WHAT TO DO → Repeat the material verbatim and drop the pictures.

RAW RECORDS →
____________
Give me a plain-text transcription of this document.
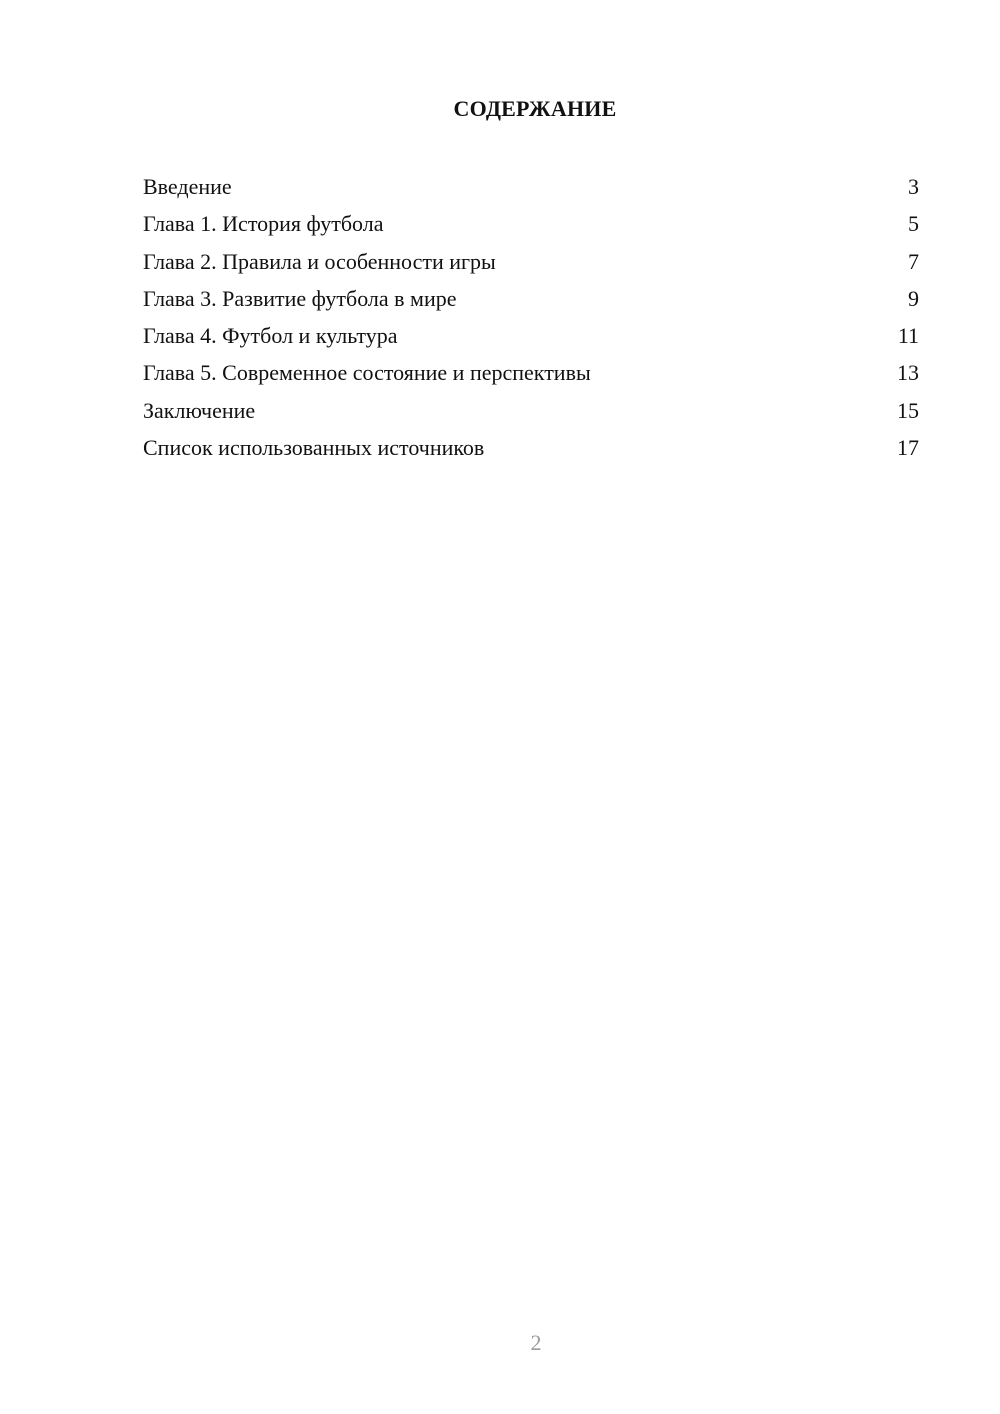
СОДЕРЖАНИЕ
Введение	3
Глава 1. История футбола	5
Глава 2. Правила и особенности игры	7
Глава 3. Развитие футбола в мире	9
Глава 4. Футбол и культура	11
Глава 5. Современное состояние и перспективы	13
Заключение	15
Список использованных источников	17
2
____________
SOLUTION →
Give me a plain-text transcription of this document.
СОДЕРЖАНИЕ
Введение	3
Глава 1. История футбола	5
Глава 2. Правила и особенности игры	7
Глава 3. Развитие футбола в мире	9
Глава 4. Футбол и культура	11
Глава 5. Современное состояние и перспективы	13
Заключение	15
Список использованных источников	17
2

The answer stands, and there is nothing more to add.